= Work to do =
List each line of the data that holds the word "Бернат".

Start of Data supplied

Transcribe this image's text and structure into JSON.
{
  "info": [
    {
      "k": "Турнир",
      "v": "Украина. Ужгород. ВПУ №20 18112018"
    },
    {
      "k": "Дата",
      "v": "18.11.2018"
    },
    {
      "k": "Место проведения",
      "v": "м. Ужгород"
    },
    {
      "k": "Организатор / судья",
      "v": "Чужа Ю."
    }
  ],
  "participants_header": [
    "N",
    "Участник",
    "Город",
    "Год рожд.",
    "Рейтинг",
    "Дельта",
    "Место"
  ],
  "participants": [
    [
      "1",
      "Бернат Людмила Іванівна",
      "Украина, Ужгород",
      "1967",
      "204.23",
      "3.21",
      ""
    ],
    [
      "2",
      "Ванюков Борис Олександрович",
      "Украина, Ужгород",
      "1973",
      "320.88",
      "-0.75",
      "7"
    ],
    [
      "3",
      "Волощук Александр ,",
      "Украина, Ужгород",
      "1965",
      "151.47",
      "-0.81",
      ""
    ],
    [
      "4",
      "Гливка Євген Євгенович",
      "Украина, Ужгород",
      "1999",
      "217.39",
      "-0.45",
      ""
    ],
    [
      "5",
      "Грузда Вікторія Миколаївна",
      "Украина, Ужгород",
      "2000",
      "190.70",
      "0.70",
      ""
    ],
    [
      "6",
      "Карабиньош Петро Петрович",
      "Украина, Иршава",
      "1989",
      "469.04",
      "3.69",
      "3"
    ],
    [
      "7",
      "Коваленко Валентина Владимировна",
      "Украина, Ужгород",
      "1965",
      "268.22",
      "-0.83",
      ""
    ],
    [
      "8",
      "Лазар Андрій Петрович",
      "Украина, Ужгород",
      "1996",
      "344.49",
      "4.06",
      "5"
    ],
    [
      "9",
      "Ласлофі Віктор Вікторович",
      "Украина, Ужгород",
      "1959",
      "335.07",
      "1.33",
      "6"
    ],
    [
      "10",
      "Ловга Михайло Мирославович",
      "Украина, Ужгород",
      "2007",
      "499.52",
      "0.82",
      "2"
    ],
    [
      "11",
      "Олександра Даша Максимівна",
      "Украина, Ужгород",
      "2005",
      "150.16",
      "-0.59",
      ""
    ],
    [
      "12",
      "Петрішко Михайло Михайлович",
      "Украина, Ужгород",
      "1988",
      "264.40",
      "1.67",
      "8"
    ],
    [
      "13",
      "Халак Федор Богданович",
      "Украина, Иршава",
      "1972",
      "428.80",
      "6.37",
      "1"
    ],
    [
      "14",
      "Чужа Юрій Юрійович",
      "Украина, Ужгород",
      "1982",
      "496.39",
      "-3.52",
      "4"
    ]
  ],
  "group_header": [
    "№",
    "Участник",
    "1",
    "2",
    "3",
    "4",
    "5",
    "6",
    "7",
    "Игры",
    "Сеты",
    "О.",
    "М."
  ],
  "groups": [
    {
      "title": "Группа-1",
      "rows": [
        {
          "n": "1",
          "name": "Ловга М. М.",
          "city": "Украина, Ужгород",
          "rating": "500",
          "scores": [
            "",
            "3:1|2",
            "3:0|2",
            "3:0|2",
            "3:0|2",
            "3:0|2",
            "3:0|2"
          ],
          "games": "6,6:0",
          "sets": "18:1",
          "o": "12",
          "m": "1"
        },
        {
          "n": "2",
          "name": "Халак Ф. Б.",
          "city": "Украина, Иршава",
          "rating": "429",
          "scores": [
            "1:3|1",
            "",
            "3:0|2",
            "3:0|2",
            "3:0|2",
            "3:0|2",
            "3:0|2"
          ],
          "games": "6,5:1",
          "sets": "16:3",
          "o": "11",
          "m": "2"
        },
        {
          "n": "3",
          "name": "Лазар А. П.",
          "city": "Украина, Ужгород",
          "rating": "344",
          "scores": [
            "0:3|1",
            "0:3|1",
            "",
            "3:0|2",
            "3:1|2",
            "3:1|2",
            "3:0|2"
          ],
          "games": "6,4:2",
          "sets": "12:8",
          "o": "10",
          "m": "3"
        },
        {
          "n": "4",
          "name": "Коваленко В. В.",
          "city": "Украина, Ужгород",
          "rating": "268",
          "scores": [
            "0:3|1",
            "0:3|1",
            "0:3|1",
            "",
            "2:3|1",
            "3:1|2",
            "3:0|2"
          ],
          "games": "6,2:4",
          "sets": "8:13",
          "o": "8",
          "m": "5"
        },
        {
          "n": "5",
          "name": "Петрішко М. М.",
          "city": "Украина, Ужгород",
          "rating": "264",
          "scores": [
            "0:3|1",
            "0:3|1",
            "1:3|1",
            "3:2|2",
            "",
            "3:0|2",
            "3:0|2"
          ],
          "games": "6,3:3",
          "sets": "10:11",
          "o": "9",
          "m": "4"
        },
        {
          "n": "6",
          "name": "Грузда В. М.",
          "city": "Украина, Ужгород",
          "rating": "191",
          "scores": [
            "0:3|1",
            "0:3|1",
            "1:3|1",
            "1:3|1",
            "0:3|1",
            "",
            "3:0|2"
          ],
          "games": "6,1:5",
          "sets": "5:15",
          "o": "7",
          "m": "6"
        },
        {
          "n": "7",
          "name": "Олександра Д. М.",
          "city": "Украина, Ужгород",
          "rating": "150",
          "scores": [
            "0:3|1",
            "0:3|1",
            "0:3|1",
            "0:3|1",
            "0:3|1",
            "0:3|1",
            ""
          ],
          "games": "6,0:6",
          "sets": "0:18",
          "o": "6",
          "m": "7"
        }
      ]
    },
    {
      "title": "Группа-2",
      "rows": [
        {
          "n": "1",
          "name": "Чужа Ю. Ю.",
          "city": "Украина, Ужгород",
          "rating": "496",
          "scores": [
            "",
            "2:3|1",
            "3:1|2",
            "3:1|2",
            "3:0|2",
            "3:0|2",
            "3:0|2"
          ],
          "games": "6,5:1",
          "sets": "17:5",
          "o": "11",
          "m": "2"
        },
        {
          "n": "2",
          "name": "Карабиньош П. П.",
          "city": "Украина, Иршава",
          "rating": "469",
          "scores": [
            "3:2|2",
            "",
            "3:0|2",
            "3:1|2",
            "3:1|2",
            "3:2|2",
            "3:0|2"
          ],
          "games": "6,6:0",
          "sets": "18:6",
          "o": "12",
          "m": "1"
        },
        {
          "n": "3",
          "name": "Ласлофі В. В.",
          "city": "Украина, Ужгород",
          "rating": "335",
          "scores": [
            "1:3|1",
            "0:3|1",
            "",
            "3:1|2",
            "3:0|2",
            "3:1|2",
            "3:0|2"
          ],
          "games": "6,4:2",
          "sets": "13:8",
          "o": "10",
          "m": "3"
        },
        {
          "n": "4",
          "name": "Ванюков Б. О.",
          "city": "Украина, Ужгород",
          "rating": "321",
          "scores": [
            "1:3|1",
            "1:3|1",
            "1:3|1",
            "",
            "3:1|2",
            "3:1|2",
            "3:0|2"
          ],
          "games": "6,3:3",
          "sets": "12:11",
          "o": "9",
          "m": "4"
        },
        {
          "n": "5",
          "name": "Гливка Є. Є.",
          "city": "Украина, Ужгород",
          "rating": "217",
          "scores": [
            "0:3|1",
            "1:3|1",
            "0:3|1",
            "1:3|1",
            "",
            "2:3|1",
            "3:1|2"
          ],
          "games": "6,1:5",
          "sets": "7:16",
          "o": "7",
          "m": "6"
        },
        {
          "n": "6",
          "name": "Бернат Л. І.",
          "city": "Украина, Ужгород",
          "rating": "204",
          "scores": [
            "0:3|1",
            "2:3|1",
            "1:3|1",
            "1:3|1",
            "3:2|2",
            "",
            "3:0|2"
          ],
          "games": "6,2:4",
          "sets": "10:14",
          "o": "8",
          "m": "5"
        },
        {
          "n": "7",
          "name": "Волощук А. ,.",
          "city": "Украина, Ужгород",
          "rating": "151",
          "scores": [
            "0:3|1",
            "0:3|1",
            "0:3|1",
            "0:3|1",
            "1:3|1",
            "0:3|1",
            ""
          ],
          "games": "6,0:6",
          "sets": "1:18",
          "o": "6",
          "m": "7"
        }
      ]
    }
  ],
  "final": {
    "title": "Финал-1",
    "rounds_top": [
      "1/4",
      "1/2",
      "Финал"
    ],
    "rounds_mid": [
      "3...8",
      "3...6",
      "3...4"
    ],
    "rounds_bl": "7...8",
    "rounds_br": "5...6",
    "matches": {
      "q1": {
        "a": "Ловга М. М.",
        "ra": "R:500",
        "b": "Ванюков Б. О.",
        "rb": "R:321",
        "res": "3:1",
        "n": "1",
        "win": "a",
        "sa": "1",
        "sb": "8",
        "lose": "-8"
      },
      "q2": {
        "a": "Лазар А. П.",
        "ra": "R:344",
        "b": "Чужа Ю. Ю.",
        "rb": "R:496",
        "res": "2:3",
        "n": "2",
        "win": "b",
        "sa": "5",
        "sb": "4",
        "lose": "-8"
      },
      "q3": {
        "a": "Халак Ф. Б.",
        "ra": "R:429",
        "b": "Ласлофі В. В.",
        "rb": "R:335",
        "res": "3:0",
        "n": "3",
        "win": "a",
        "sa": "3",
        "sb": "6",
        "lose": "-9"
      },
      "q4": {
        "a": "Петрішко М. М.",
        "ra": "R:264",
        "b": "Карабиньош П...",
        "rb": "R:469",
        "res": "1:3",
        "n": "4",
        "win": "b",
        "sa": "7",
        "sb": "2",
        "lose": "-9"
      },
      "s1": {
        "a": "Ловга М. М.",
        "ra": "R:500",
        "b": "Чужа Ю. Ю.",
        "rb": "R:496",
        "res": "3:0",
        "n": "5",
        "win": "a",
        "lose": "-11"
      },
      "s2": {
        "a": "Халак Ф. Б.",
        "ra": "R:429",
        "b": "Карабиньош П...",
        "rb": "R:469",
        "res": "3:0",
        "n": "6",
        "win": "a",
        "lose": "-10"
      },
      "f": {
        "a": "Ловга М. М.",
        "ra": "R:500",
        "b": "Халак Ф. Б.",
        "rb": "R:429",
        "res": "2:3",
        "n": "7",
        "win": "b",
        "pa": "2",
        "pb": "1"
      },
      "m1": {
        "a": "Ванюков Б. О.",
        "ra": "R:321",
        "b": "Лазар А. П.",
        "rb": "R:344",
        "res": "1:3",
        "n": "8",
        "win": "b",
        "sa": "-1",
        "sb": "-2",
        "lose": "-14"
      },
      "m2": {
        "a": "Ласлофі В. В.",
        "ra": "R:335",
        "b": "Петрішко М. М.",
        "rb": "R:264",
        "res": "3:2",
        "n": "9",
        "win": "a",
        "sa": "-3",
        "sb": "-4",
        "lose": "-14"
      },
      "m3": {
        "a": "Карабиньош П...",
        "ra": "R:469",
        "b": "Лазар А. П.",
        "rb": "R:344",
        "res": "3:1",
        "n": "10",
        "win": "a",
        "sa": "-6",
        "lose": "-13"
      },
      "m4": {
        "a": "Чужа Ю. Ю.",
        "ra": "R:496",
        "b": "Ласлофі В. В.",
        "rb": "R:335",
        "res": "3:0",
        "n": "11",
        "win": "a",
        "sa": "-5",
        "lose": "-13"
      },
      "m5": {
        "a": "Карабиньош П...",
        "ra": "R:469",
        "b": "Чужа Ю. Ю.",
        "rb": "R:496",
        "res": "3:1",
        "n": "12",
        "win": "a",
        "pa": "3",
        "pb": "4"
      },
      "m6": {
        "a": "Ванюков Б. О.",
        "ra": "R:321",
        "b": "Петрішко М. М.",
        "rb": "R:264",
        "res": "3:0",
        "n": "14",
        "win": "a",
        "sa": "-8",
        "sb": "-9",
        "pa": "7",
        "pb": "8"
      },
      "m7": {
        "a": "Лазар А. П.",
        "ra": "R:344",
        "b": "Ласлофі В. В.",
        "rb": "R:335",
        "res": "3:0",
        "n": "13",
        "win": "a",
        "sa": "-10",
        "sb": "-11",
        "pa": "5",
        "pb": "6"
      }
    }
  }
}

End of Data supplied

= Full response =
      "Бернат Людмила Іванівна",
          "name": "Бернат Л. І.",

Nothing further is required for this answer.